Given exercise >>
Identify and reproduce every line holding the string "Beschreibung".

Recorded data >>
---------------

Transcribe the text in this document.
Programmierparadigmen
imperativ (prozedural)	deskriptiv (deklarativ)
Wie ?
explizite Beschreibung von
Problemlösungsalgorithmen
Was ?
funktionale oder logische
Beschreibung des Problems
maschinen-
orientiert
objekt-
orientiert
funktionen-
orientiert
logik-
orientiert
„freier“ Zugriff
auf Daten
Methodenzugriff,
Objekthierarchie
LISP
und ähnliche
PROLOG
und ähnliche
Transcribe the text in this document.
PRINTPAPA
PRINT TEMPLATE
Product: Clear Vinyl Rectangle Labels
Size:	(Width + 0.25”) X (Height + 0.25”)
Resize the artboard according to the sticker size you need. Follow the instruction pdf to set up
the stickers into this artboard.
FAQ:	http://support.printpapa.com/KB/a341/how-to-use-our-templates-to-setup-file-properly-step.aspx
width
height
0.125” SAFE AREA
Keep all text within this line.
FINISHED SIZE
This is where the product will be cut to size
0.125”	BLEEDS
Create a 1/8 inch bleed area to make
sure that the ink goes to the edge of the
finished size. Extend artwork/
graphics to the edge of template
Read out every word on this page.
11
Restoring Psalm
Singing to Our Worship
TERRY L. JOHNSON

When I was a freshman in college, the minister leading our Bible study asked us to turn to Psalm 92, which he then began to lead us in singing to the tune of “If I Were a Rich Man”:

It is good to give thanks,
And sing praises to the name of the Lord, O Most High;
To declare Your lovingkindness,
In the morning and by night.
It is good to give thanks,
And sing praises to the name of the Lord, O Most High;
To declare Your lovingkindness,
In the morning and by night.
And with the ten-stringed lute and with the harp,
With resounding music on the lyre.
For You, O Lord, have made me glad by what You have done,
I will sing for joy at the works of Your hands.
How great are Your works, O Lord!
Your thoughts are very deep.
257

---------------

Answer to the problem >>
explizite Beschreibung von
Beschreibung des Problems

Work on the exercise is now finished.